* _What needs to be done_: Pull out every line below that holds the word "finančních".
^^^^^^^^
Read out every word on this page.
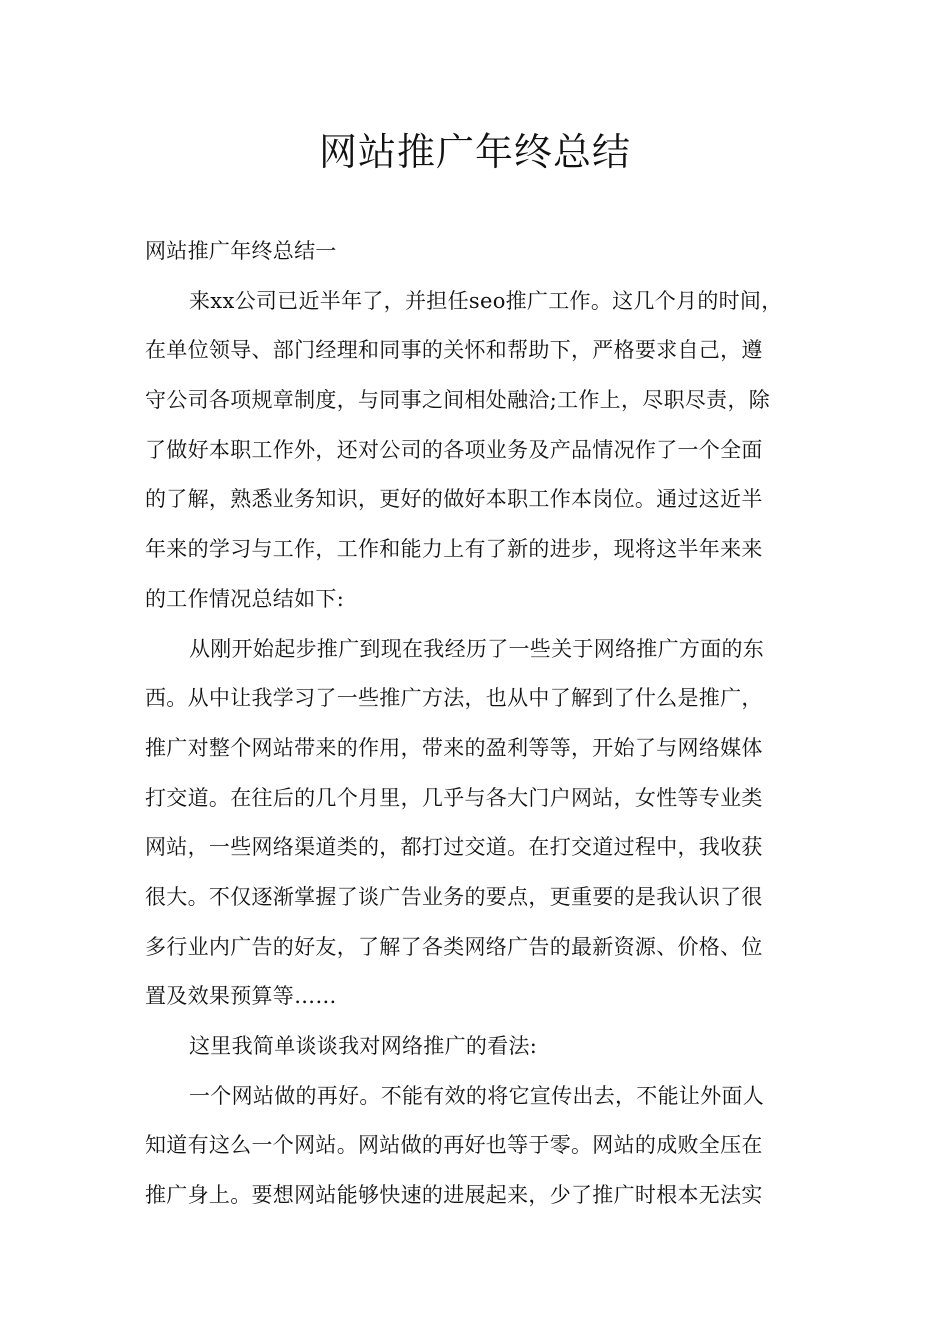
网站推广年终总结
网站推广年终总结一
来xx公司已近半年了，并担任seo推广工作。这几个月的时间，
在单位领导、部门经理和同事的关怀和帮助下，严格要求自己，遵
守公司各项规章制度，与同事之间相处融洽;工作上，尽职尽责，除
了做好本职工作外，还对公司的各项业务及产品情况作了一个全面
的了解，熟悉业务知识，更好的做好本职工作本岗位。通过这近半
年来的学习与工作，工作和能力上有了新的进步，现将这半年来来
的工作情况总结如下:
从刚开始起步推广到现在我经历了一些关于网络推广方面的东
西。从中让我学习了一些推广方法，也从中了解到了什么是推广，
推广对整个网站带来的作用，带来的盈利等等，开始了与网络媒体
打交道。在往后的几个月里，几乎与各大门户网站，女性等专业类
网站，一些网络渠道类的，都打过交道。在打交道过程中，我收获
很大。不仅逐渐掌握了谈广告业务的要点，更重要的是我认识了很
多行业内广告的好友，了解了各类网络广告的最新资源、价格、位
置及效果预算等……
这里我简单谈谈我对网络推广的看法:
一个网站做的再好。不能有效的将它宣传出去，不能让外面人
知道有这么一个网站。网站做的再好也等于零。网站的成败全压在
推广身上。要想网站能够快速的进展起来，少了推广时根本无法实
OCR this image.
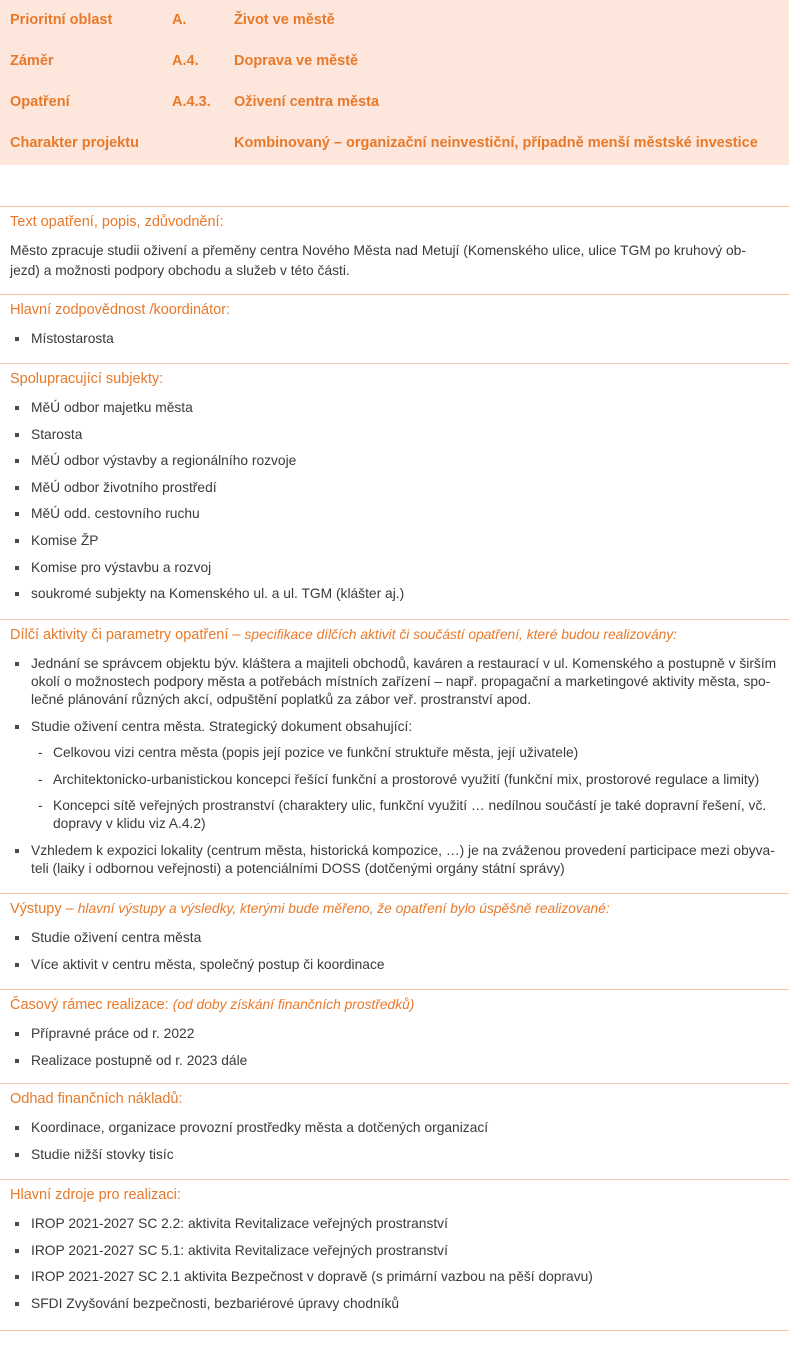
Prioritní oblast	A.	Život ve městě
Záměr	A.4. Doprava ve městě
Opatření	A.4.3. Oživení centra města
Charakter projektu	Kombinovaný – organizační neinvestiční, případně menší městské investice
Text opatření, popis, zdůvodnění:
Město zpracuje studii oživení a přeměny centra Nového Města nad Metují (Komenského ulice, ulice TGM po kruhový ob-
jezd) a možnosti podpory obchodu a služeb v této části.
Hlavní zodpovědnost /koordinátor:
Místostarosta
Spolupracující subjekty:
MěÚ odbor majetku města
Starosta
MěÚ odbor výstavby a regionálního rozvoje
MěÚ odbor životního prostředí
MěÚ odd. cestovního ruchu
Komise ŽP
Komise pro výstavbu a rozvoj
soukromé subjekty na Komenského ul. a ul. TGM (klášter aj.)
Dílčí aktivity či parametry opatření – specifikace dílčích aktivit či součástí opatření, které budou realizovány:
Jednání se správcem objektu býv. kláštera a majiteli obchodů, kaváren a restaurací v ul. Komenského a postupně v širším okolí o možnostech podpory města a potřebách místních zařízení – např. propagační a marketingové aktivity města, spo-lečné plánování různých akcí, odpuštění poplatků za zábor veř. prostranství apod.
Studie oživení centra města. Strategický dokument obsahující:
- Celkovou vizi centra města (popis její pozice ve funkční struktuře města, její uživatele)
- Architektonicko-urbanistickou koncepci řešící funkční a prostorové využití (funkční mix, prostorové regulace a limity)
- Koncepci sítě veřejných prostranství (charaktery ulic, funkční využití … nedílnou součástí je také dopravní řešení, vč. dopravy v klidu viz A.4.2)
Vzhledem k expozici lokality (centrum města, historická kompozice, …) je na zváženou provedení participace mezi obyva-teli (laiky i odbornou veřejnosti) a potenciálními DOSS (dotčenými orgány státní správy)
Výstupy – hlavní výstupy a výsledky, kterými bude měřeno, že opatření bylo úspěšně realizované:
Studie oživení centra města
Více aktivit v centru města, společný postup či koordinace
Časový rámec realizace: (od doby získání finančních prostředků)
Přípravné práce od r. 2022
Realizace postupně od r. 2023 dále
Odhad finančních nákladů:
Koordinace, organizace provozní prostředky města a dotčených organizací
Studie nižší stovky tisíc
Hlavní zdroje pro realizaci:
IROP 2021-2027 SC 2.2: aktivita Revitalizace veřejných prostranství
IROP 2021-2027 SC 5.1: aktivita Revitalizace veřejných prostranství
IROP 2021-2027 SC 2.1 aktivita Bezpečnost v dopravě (s primární vazbou na pěší dopravu)
SFDI Zvyšování bezpečnosti, bezbariérové úpravy chodníků
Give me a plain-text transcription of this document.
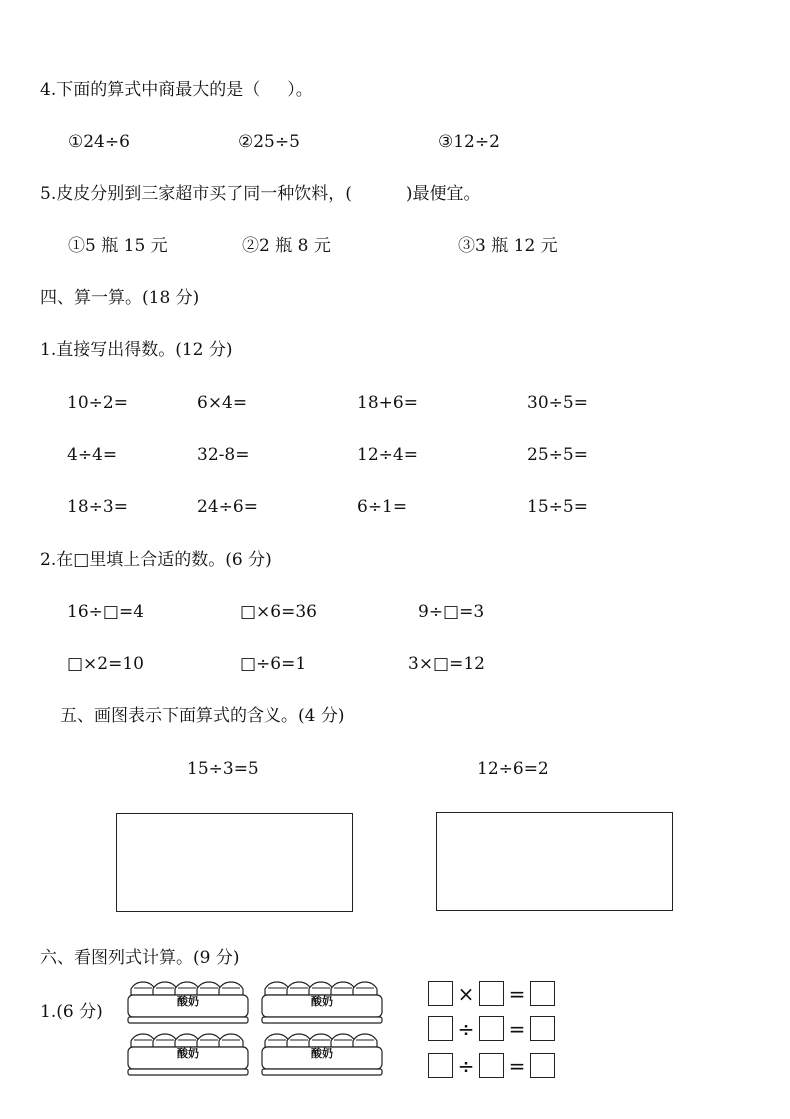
4.下面的算式中商最大的是（     ）。
①24÷6	②25÷5	③12÷2
5.皮皮分别到三家超市买了同一种饮料，(          )最便宜。
①5 瓶 15 元	②2 瓶 8 元	③3 瓶 12 元
四、算一算。(18 分)
1.直接写出得数。(12 分)
10÷2=	6×4=	18+6=	30÷5=
4÷4=	32-8=	12÷4=	25÷5=
18÷3=	24÷6=	6÷1=	15÷5=
2.在□里填上合适的数。(6 分)
16÷□=4	□×6=36	9÷□=3
□×2=10	□÷6=1	3×□=12
五、画图表示下面算式的含义。(4 分)
15÷3=5	12÷6=2
六、看图列式计算。(9 分)
1.(6 分)
酸奶	酸奶
酸奶	酸奶
× =
÷ =
÷ =
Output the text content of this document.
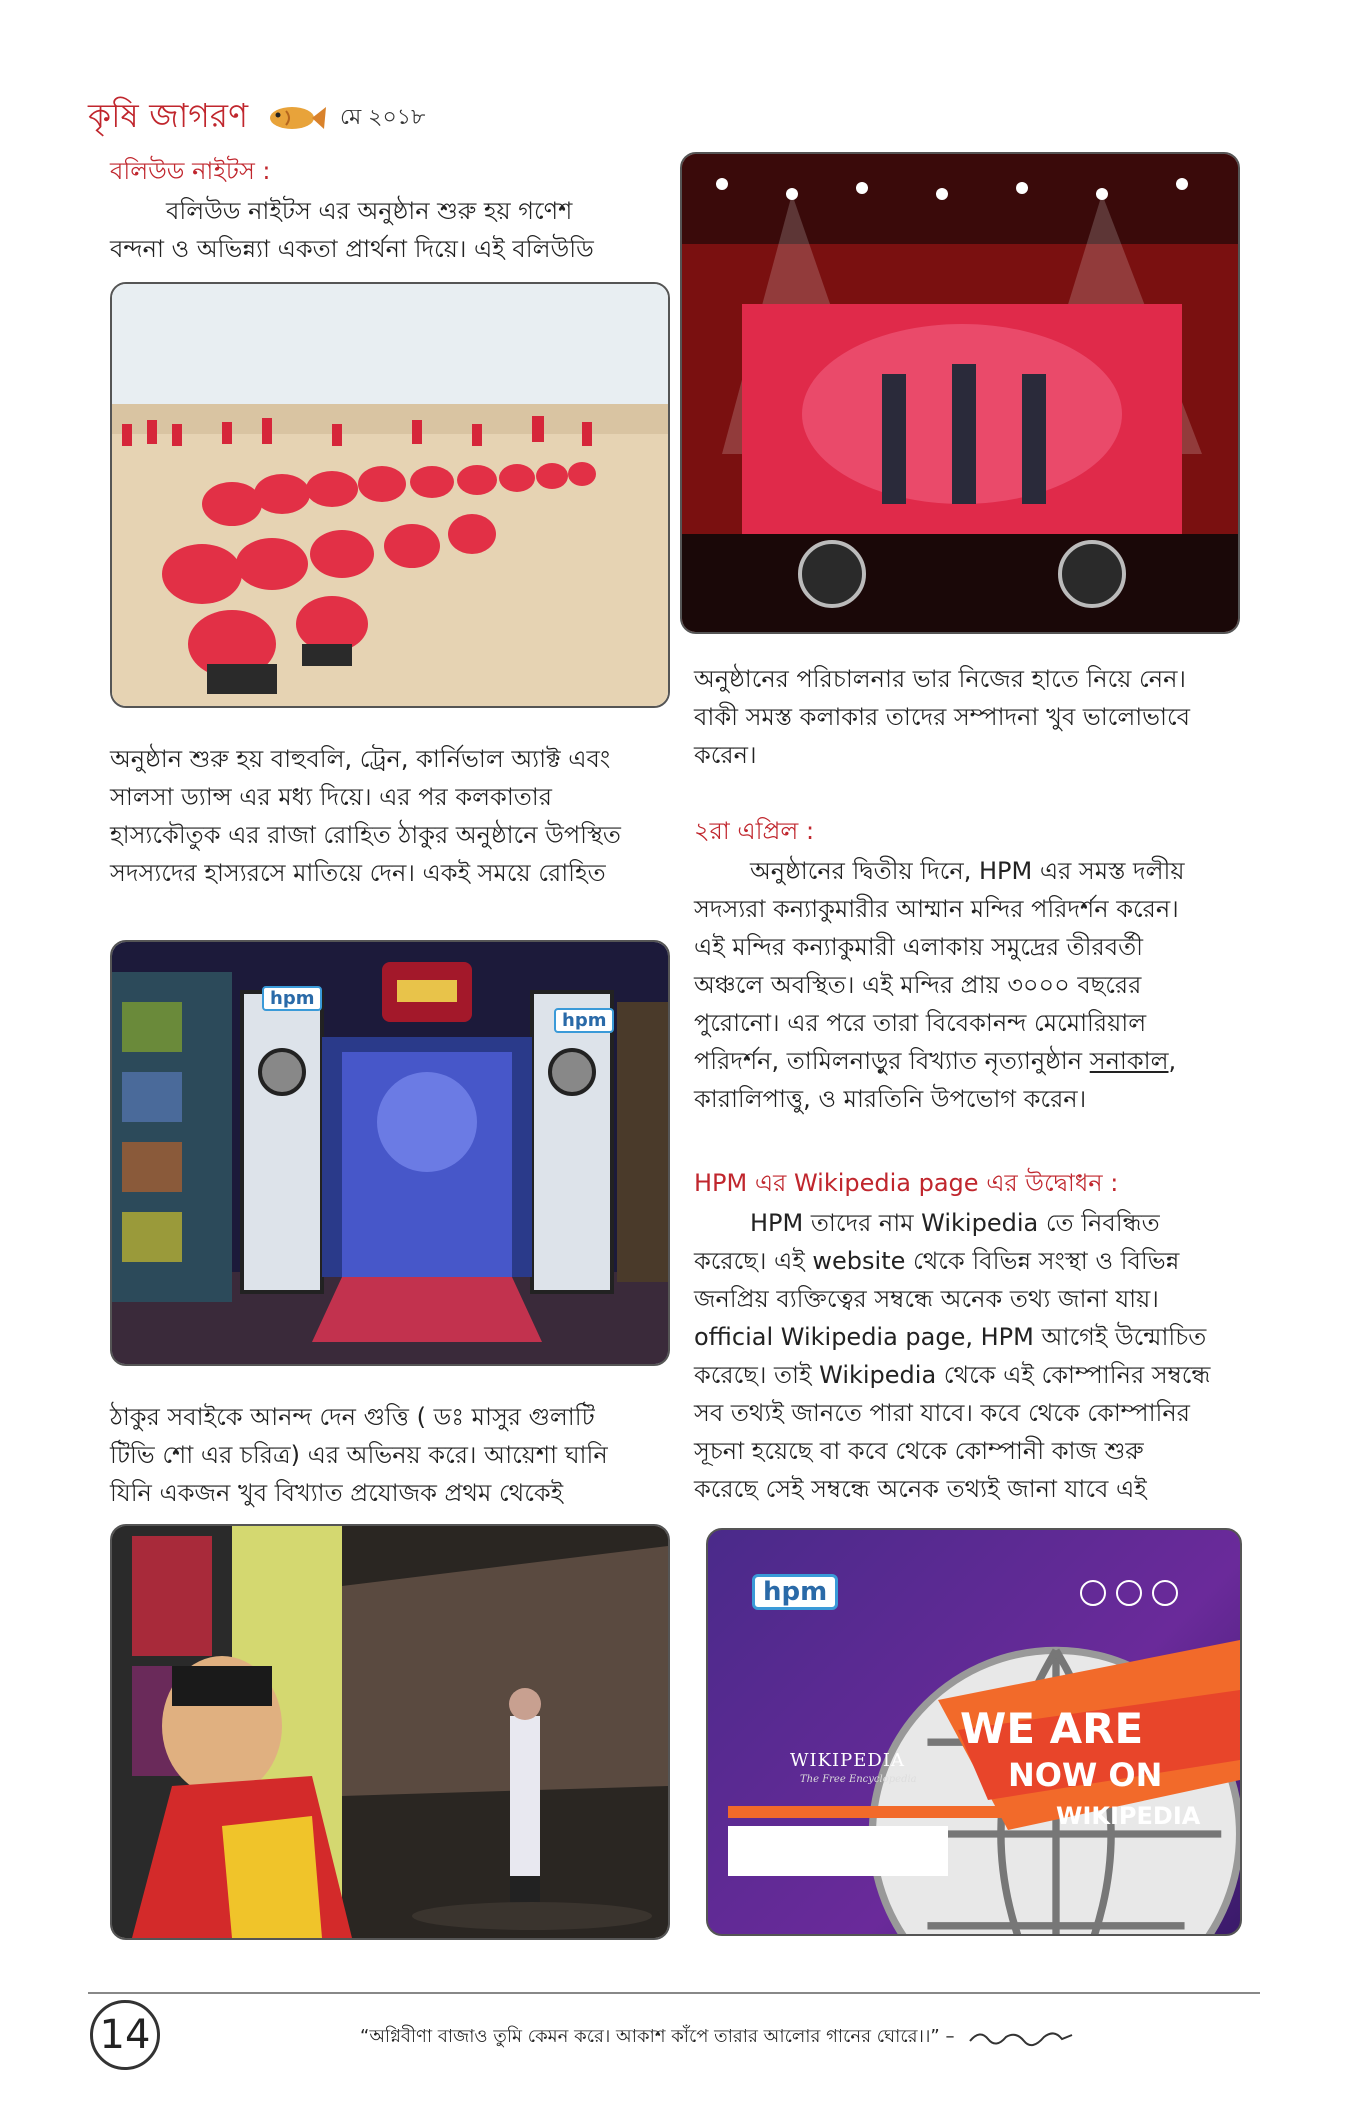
কৃষি জাগরণ	মে ২০১৮
বলিউড নাইটস :

বলিউড নাইটস এর অনুষ্ঠান শুরু হয় গণেশ

বন্দনা ও অভিন্ন্যা একতা প্রার্থনা দিয়ে। এই বলিউডি

অনুষ্ঠান শুরু হয় বাহুবলি, ট্রেন, কার্নিভাল অ্যাক্ট এবং

সালসা ড্যান্স এর মধ্য দিয়ে। এর পর কলকাতার

হাস্যকৌতুক এর রাজা রোহিত ঠাকুর অনুষ্ঠানে উপস্থিত

সদস্যদের হাস্যরসে মাতিয়ে দেন। একই সময়ে রোহিত

hpm
hpm

ঠাকুর সবাইকে আনন্দ দেন গুত্তি ( ডঃ মাসুর গুলাটি

টিভি শো এর চরিত্র) এর অভিনয় করে। আয়েশা ঘানি

যিনি একজন খুব বিখ্যাত প্রযোজক প্রথম থেকেই

অনুষ্ঠানের পরিচালনার ভার নিজের হাতে নিয়ে নেন।

বাকী সমস্ত কলাকার তাদের সম্পাদনা খুব ভালোভাবে

করেন।

২রা এপ্রিল :

অনুষ্ঠানের দ্বিতীয় দিনে, HPM এর সমস্ত দলীয়

সদস্যরা কন্যাকুমারীর আম্মান মন্দির পরিদর্শন করেন।

এই মন্দির কন্যাকুমারী এলাকায় সমুদ্রের তীরবর্তী

অঞ্চলে অবস্থিত। এই মন্দির প্রায় ৩০০০ বছরের

পুরোনো। এর পরে তারা বিবেকানন্দ মেমোরিয়াল

পরিদর্শন, তামিলনাড়ুর বিখ্যাত নৃত্যানুষ্ঠান সনাকাল,

কারালিপাত্তু, ও মারতিনি উপভোগ করেন।

HPM এর Wikipedia page এর উদ্বোধন :

HPM তাদের নাম Wikipedia তে নিবন্ধিত

করেছে। এই website থেকে বিভিন্ন সংস্থা ও বিভিন্ন

জনপ্রিয় ব্যক্তিত্বের সম্বন্ধে অনেক তথ্য জানা যায়।

official Wikipedia page, HPM আগেই উন্মোচিত

করেছে। তাই Wikipedia থেকে এই কোম্পানির সম্বন্ধে

সব তথ্যই জানতে পারা যাবে। কবে থেকে কোম্পানির

সূচনা হয়েছে বা কবে থেকে কোম্পানী কাজ শুরু

করেছে সেই সম্বন্ধে অনেক তথ্যই জানা যাবে এই

hpm
WIKIPEDIA
The Free Encyclopedia
WE ARE
NOW ON
WIKIPEDIA
14	“অগ্নিবীণা বাজাও তুমি কেমন করে। আকাশ কাঁপে তারার আলোর গানের ঘোরে।।” –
^^^^^^^^
* _Response below_:
Časový rámec realizace: (od doby získání finančních prostředků)
Odhad finančních nákladů:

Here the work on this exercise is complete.